Provided data
=======

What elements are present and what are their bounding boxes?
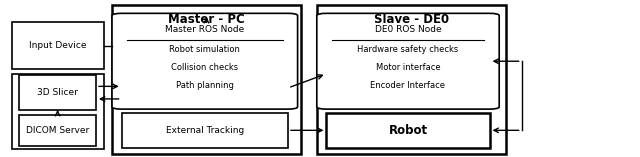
FancyBboxPatch shape [122, 113, 288, 148]
Text: Hardware safety checks: Hardware safety checks [357, 45, 459, 54]
Text: 3D Slicer: 3D Slicer [37, 88, 78, 97]
FancyBboxPatch shape [326, 113, 490, 148]
Text: Master - PC: Master - PC [168, 13, 244, 26]
Text: Slave - DE0: Slave - DE0 [374, 13, 449, 26]
FancyBboxPatch shape [112, 13, 298, 109]
Text: DE0 ROS Node: DE0 ROS Node [374, 25, 442, 34]
FancyBboxPatch shape [12, 22, 104, 69]
FancyBboxPatch shape [317, 5, 506, 154]
Text: Collision checks: Collision checks [172, 63, 238, 72]
FancyBboxPatch shape [19, 75, 96, 110]
Text: Robot simulation: Robot simulation [170, 45, 240, 54]
FancyBboxPatch shape [317, 13, 499, 109]
FancyBboxPatch shape [112, 5, 301, 154]
Text: Path planning: Path planning [176, 81, 234, 90]
Text: DICOM Server: DICOM Server [26, 126, 89, 135]
FancyBboxPatch shape [12, 74, 104, 149]
Text: Encoder Interface: Encoder Interface [371, 81, 445, 90]
Text: Input Device: Input Device [29, 41, 86, 50]
Text: Master ROS Node: Master ROS Node [165, 25, 244, 34]
Text: Robot: Robot [388, 124, 428, 137]
Text: Motor interface: Motor interface [376, 63, 440, 72]
Text: External Tracking: External Tracking [166, 126, 244, 135]
FancyBboxPatch shape [19, 115, 96, 146]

=======

Required work
Rewrite the entries from the line with "FancyBboxPatch shape [122, 113, 288, 148]" to the line with "FancyBboxPatch shape [112, 5, 301, 154]", replacing "Robot simulation" with "Motion simulation" and keeping everything else the same.

The reply
FancyBboxPatch shape [122, 113, 288, 148]
Text: Hardware safety checks: Hardware safety checks [357, 45, 459, 54]
Text: 3D Slicer: 3D Slicer [37, 88, 78, 97]
FancyBboxPatch shape [326, 113, 490, 148]
Text: Master - PC: Master - PC [168, 13, 244, 26]
Text: Slave - DE0: Slave - DE0 [374, 13, 449, 26]
FancyBboxPatch shape [112, 13, 298, 109]
Text: DE0 ROS Node: DE0 ROS Node [374, 25, 442, 34]
FancyBboxPatch shape [12, 22, 104, 69]
FancyBboxPatch shape [317, 5, 506, 154]
Text: Collision checks: Collision checks [172, 63, 238, 72]
FancyBboxPatch shape [19, 75, 96, 110]
Text: Motion simulation: Motion simulation [170, 45, 240, 54]
FancyBboxPatch shape [317, 13, 499, 109]
FancyBboxPatch shape [112, 5, 301, 154]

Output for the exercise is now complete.